──────── Task data ────────

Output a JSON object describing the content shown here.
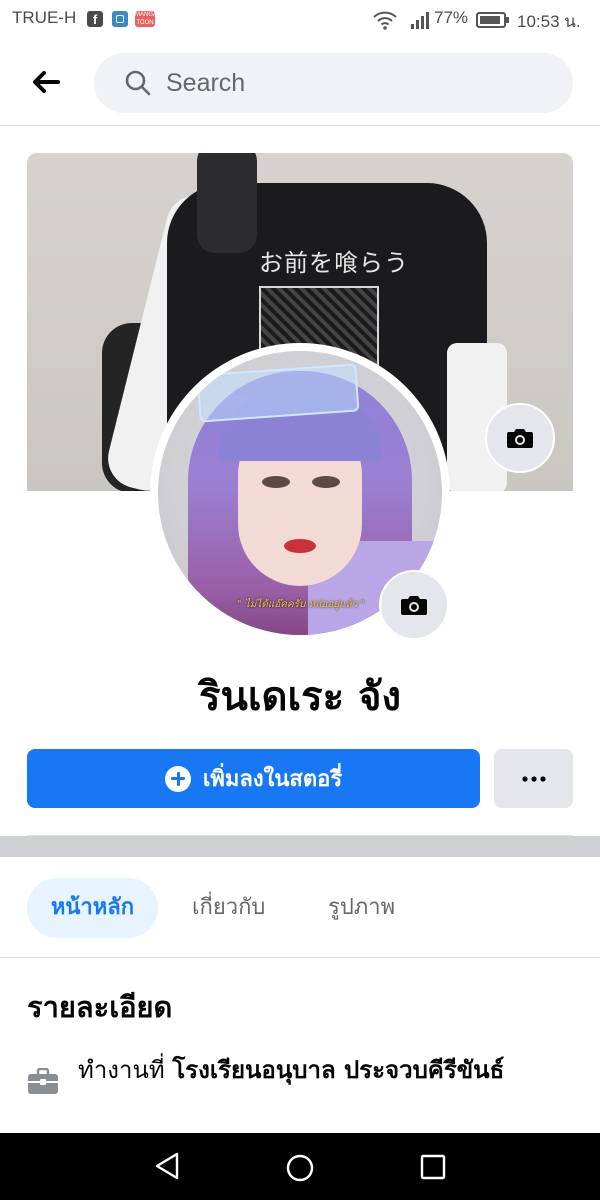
{
  "status_bar": {
    "carrier": "TRUE-H",
    "notification_icons": [
      "facebook-icon",
      "gallery-icon",
      "manga-toon-icon"
    ],
    "manga_icon_text": "MANGA TOON",
    "battery": "77%",
    "time": "10:53 น."
  },
  "header": {
    "back_icon": "arrow-left-icon",
    "search_placeholder": "Search"
  },
  "profile": {
    "cover_print_text": "お前を喰らう",
    "avatar_caption": "\" ไม่ได้แอ๊คครับ หล่ออยู่แล้ว \"",
    "name": "รินเดเระ จัง",
    "add_story_label": "เพิ่มลงในสตอรี่"
  },
  "tabs": [
    {
      "label": "หน้าหลัก",
      "active": true
    },
    {
      "label": "เกี่ยวกับ",
      "active": false
    },
    {
      "label": "รูปภาพ",
      "active": false
    }
  ],
  "details": {
    "title": "รายละเอียด",
    "work_prefix": "ทำงานที่",
    "work_place": "โรงเรียนอนุบาล ประจวบคีรีขันธ์"
  },
  "colors": {
    "accent": "#1877f2",
    "tab_active_bg": "#e7f3ff",
    "secondary_button": "#e4e6eb",
    "divider": "#ced0d4"
  }
}
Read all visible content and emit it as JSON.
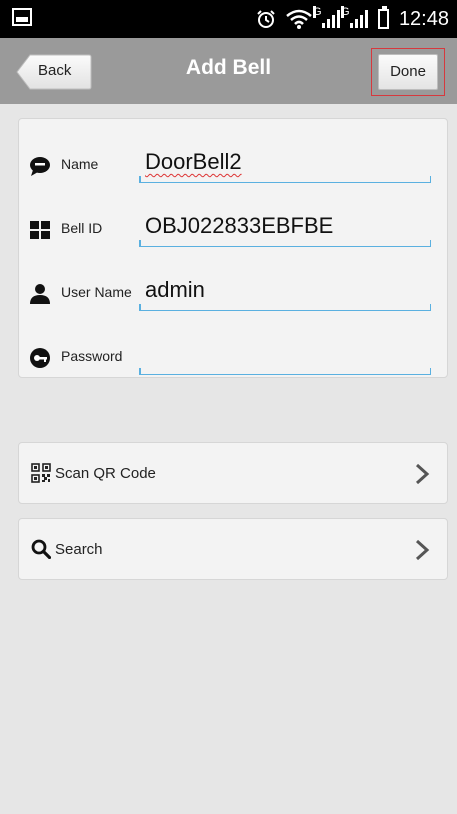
{
  "status_bar": {
    "time": "12:48",
    "icons": [
      "gallery-icon",
      "alarm-icon",
      "wifi-icon",
      "signal-icon",
      "signal-icon",
      "battery-icon"
    ],
    "network_label_1": "G",
    "network_label_2": "G"
  },
  "nav": {
    "back_label": "Back",
    "title": "Add Bell",
    "done_label": "Done"
  },
  "form": {
    "name": {
      "label": "Name",
      "value": "DoorBell2",
      "icon": "chat-bubble-icon"
    },
    "bell_id": {
      "label": "Bell ID",
      "value": "OBJ022833EBFBE",
      "icon": "grid-icon"
    },
    "user_name": {
      "label": "User Name",
      "value": "admin",
      "icon": "person-icon"
    },
    "password": {
      "label": "Password",
      "value": "",
      "icon": "key-icon"
    }
  },
  "actions": {
    "scan_qr": {
      "label": "Scan QR Code",
      "icon": "qr-code-icon"
    },
    "search": {
      "label": "Search",
      "icon": "search-icon"
    }
  },
  "colors": {
    "navbar": "#9a9a9a",
    "highlight_border": "#d6393e",
    "field_underline": "#5ab0e0",
    "background": "#e6e6e6"
  }
}
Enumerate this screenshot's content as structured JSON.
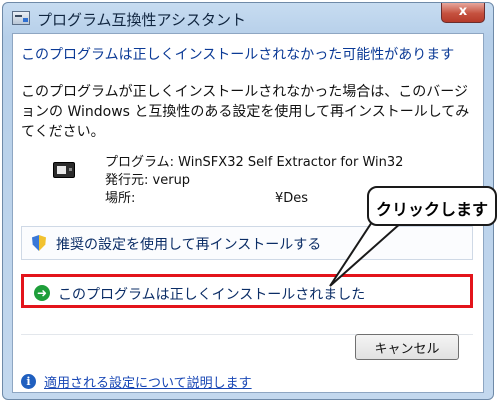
{
  "window": {
    "title": "プログラム互換性アシスタント",
    "close_label": "x"
  },
  "main": {
    "heading": "このプログラムは正しくインストールされなかった可能性があります",
    "message": "このプログラムが正しくインストールされなかった場合は、このバージョンの Windows と互換性のある設定を使用して再インストールしてみてください。",
    "program": {
      "name_label": "プログラム:",
      "name_value": "WinSFX32 Self Extractor for Win32",
      "publisher_label": "発行元:",
      "publisher_value": "verup",
      "location_label": "場所:",
      "location_value": "¥Des"
    },
    "options": [
      {
        "label": "推奨の設定を使用して再インストールする",
        "icon": "shield-icon"
      },
      {
        "label": "このプログラムは正しくインストールされました",
        "icon": "green-arrow-icon"
      }
    ],
    "cancel_label": "キャンセル",
    "footer_link": "適用される設定について説明します"
  },
  "callout": {
    "text": "クリックします"
  },
  "colors": {
    "highlight_border": "#e3141b",
    "heading_blue": "#0b3a96",
    "link_blue": "#1746b5"
  }
}
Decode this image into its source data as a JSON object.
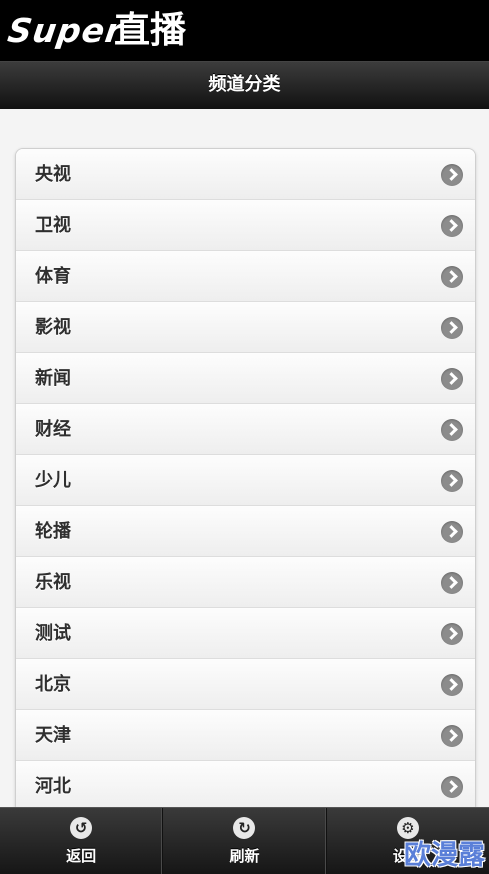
{
  "brand": {
    "logo_en": "Super",
    "logo_cn": "直播"
  },
  "header": {
    "title": "频道分类"
  },
  "channels": [
    {
      "label": "央视"
    },
    {
      "label": "卫视"
    },
    {
      "label": "体育"
    },
    {
      "label": "影视"
    },
    {
      "label": "新闻"
    },
    {
      "label": "财经"
    },
    {
      "label": "少儿"
    },
    {
      "label": "轮播"
    },
    {
      "label": "乐视"
    },
    {
      "label": "测试"
    },
    {
      "label": "北京"
    },
    {
      "label": "天津"
    },
    {
      "label": "河北"
    }
  ],
  "footer": {
    "back": {
      "label": "返回",
      "icon": "undo-icon"
    },
    "refresh": {
      "label": "刷新",
      "icon": "refresh-icon"
    },
    "settings": {
      "label": "设置",
      "icon": "gear-icon"
    }
  },
  "watermark": "欧漫露",
  "colors": {
    "header_bg": "#1a1a1a",
    "list_bg": "#f6f6f6",
    "arrow": "#8c8c8c"
  }
}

────────

■ Task to complete ■
Transcribe the full listing above exactly, with the images removed.

■ Finished answer ■
Output a JSON object describing the content shown here.
{
  "status_bar": {
    "carrier": "TRUE-H",
    "notification_icons": [
      "facebook-icon",
      "gallery-icon",
      "manga-toon-icon"
    ],
    "manga_icon_text": "MANGA TOON",
    "battery": "77%",
    "time": "10:53 น."
  },
  "header": {
    "back_icon": "arrow-left-icon",
    "search_placeholder": "Search"
  },
  "profile": {
    "cover_print_text": "お前を喰らう",
    "avatar_caption": "\" ไม่ได้แอ๊คครับ หล่ออยู่แล้ว \"",
    "name": "รินเดเระ จัง",
    "add_story_label": "เพิ่มลงในสตอรี่"
  },
  "tabs": [
    {
      "label": "หน้าหลัก",
      "active": true
    },
    {
      "label": "เกี่ยวกับ",
      "active": false
    },
    {
      "label": "รูปภาพ",
      "active": false
    }
  ],
  "details": {
    "title": "รายละเอียด",
    "work_prefix": "ทำงานที่",
    "work_place": "โรงเรียนอนุบาล ประจวบคีรีขันธ์"
  },
  "colors": {
    "accent": "#1877f2",
    "tab_active_bg": "#e7f3ff",
    "secondary_button": "#e4e6eb",
    "divider": "#ced0d4"
  }
}
Read all visible content and emit it as JSON.
{
  "status_bar": {
    "time": "12:48",
    "icons": [
      "gallery-icon",
      "alarm-icon",
      "wifi-icon",
      "signal-icon",
      "signal-icon",
      "battery-icon"
    ],
    "network_label_1": "G",
    "network_label_2": "G"
  },
  "nav": {
    "back_label": "Back",
    "title": "Add Bell",
    "done_label": "Done"
  },
  "form": {
    "name": {
      "label": "Name",
      "value": "DoorBell2",
      "icon": "chat-bubble-icon"
    },
    "bell_id": {
      "label": "Bell ID",
      "value": "OBJ022833EBFBE",
      "icon": "grid-icon"
    },
    "user_name": {
      "label": "User Name",
      "value": "admin",
      "icon": "person-icon"
    },
    "password": {
      "label": "Password",
      "value": "",
      "icon": "key-icon"
    }
  },
  "actions": {
    "scan_qr": {
      "label": "Scan QR Code",
      "icon": "qr-code-icon"
    },
    "search": {
      "label": "Search",
      "icon": "search-icon"
    }
  },
  "colors": {
    "navbar": "#9a9a9a",
    "highlight_border": "#d6393e",
    "field_underline": "#5ab0e0",
    "background": "#e6e6e6"
  }
}
Enumerate this screenshot's content as structured JSON.
{
  "window": {
    "title": "プログラム互換性アシスタント",
    "close_label": "x"
  },
  "main": {
    "heading": "このプログラムは正しくインストールされなかった可能性があります",
    "message": "このプログラムが正しくインストールされなかった場合は、このバージョンの Windows と互換性のある設定を使用して再インストールしてみてください。",
    "program": {
      "name_label": "プログラム:",
      "name_value": "WinSFX32 Self Extractor for Win32",
      "publisher_label": "発行元:",
      "publisher_value": "verup",
      "location_label": "場所:",
      "location_value": "¥Des"
    },
    "options": [
      {
        "label": "推奨の設定を使用して再インストールする",
        "icon": "shield-icon"
      },
      {
        "label": "このプログラムは正しくインストールされました",
        "icon": "green-arrow-icon"
      }
    ],
    "cancel_label": "キャンセル",
    "footer_link": "適用される設定について説明します"
  },
  "callout": {
    "text": "クリックします"
  },
  "colors": {
    "highlight_border": "#e3141b",
    "heading_blue": "#0b3a96",
    "link_blue": "#1746b5"
  }
}
Decode this image into its source data as a JSON object.
{
  "brand": {
    "logo_en": "Super",
    "logo_cn": "直播"
  },
  "header": {
    "title": "频道分类"
  },
  "channels": [
    {
      "label": "央视"
    },
    {
      "label": "卫视"
    },
    {
      "label": "体育"
    },
    {
      "label": "影视"
    },
    {
      "label": "新闻"
    },
    {
      "label": "财经"
    },
    {
      "label": "少儿"
    },
    {
      "label": "轮播"
    },
    {
      "label": "乐视"
    },
    {
      "label": "测试"
    },
    {
      "label": "北京"
    },
    {
      "label": "天津"
    },
    {
      "label": "河北"
    }
  ],
  "footer": {
    "back": {
      "label": "返回",
      "icon": "undo-icon"
    },
    "refresh": {
      "label": "刷新",
      "icon": "refresh-icon"
    },
    "settings": {
      "label": "设置",
      "icon": "gear-icon"
    }
  },
  "watermark": "欧漫露",
  "colors": {
    "header_bg": "#1a1a1a",
    "list_bg": "#f6f6f6",
    "arrow": "#8c8c8c"
  }
}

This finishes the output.